Set exercise | Only the number is wanted: how many lines in the data contain "Baseline"?

******

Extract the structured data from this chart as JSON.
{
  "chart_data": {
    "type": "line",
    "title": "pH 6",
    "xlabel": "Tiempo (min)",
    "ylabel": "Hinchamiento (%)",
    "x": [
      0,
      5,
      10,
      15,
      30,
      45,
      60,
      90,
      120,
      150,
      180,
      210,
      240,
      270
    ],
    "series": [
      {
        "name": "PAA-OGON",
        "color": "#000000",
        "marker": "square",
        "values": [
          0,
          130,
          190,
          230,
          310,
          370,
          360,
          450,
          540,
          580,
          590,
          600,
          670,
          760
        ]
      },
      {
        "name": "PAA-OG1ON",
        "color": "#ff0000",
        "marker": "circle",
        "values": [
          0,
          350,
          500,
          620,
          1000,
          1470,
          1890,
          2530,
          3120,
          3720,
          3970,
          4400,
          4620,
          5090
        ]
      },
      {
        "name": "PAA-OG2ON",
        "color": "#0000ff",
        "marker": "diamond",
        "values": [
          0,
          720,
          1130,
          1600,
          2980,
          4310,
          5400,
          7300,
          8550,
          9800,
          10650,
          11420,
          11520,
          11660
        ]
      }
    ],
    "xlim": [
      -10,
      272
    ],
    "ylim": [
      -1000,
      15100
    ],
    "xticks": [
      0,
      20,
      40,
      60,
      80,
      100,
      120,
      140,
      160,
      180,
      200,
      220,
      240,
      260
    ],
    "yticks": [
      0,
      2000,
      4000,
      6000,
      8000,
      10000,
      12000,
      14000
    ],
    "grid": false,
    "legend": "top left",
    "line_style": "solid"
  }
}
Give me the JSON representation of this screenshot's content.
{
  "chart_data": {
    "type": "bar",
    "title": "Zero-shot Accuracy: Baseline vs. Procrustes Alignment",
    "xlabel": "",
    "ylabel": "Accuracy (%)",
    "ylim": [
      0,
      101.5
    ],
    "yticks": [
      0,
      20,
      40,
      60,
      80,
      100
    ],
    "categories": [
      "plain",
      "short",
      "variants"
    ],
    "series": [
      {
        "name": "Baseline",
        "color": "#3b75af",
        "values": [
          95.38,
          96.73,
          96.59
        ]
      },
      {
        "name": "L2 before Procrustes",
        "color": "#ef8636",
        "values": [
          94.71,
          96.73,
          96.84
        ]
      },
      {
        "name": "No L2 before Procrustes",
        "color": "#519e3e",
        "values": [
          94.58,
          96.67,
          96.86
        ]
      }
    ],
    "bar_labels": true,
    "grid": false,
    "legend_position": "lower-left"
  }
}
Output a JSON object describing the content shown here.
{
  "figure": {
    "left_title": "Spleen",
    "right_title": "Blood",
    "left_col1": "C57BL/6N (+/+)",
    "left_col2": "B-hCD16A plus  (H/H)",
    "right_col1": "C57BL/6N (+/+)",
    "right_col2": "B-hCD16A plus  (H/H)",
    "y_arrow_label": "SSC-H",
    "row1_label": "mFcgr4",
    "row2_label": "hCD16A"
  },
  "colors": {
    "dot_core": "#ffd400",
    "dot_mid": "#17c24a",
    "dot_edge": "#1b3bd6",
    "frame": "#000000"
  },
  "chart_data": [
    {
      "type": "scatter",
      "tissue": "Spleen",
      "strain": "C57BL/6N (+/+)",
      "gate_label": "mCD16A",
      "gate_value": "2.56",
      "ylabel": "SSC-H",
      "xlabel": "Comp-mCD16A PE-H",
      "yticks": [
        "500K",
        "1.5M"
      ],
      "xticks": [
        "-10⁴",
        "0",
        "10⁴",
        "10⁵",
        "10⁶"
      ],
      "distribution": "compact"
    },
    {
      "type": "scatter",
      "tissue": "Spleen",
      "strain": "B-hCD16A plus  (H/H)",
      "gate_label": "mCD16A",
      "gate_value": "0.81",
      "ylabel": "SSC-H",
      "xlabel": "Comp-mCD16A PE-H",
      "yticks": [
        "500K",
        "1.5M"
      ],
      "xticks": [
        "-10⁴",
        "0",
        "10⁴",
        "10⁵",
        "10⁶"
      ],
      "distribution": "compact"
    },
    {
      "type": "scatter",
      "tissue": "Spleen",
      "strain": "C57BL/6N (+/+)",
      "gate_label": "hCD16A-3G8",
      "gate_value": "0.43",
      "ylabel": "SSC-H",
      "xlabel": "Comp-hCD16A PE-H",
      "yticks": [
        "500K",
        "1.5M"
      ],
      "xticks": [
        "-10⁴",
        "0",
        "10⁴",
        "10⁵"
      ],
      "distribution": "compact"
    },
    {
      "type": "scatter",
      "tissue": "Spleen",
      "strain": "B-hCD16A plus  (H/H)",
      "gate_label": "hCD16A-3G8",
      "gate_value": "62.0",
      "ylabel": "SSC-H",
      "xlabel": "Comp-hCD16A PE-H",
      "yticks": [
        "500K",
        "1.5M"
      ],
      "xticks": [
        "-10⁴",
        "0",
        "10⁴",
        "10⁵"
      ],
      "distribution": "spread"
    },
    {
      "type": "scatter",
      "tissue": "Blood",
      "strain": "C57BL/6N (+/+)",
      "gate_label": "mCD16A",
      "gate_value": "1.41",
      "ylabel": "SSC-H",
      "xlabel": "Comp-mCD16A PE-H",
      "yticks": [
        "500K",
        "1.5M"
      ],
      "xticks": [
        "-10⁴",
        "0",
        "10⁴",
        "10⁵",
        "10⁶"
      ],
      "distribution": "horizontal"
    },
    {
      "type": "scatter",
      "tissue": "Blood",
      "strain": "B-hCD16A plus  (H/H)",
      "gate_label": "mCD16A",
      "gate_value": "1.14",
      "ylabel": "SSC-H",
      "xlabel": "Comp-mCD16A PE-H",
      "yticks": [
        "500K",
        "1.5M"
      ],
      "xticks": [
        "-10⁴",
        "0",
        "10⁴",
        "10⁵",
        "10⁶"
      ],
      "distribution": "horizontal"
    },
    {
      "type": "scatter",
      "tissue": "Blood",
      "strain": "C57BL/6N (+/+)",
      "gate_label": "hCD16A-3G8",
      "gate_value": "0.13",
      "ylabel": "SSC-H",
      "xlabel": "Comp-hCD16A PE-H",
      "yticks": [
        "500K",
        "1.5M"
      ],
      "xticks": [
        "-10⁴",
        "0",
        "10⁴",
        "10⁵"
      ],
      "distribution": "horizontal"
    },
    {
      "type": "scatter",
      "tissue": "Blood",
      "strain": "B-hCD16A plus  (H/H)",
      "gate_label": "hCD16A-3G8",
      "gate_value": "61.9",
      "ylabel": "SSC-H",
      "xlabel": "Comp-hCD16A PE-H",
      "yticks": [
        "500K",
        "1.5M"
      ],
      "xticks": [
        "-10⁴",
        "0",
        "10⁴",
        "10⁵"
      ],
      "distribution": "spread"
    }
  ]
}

******

Reply to the exercise | 2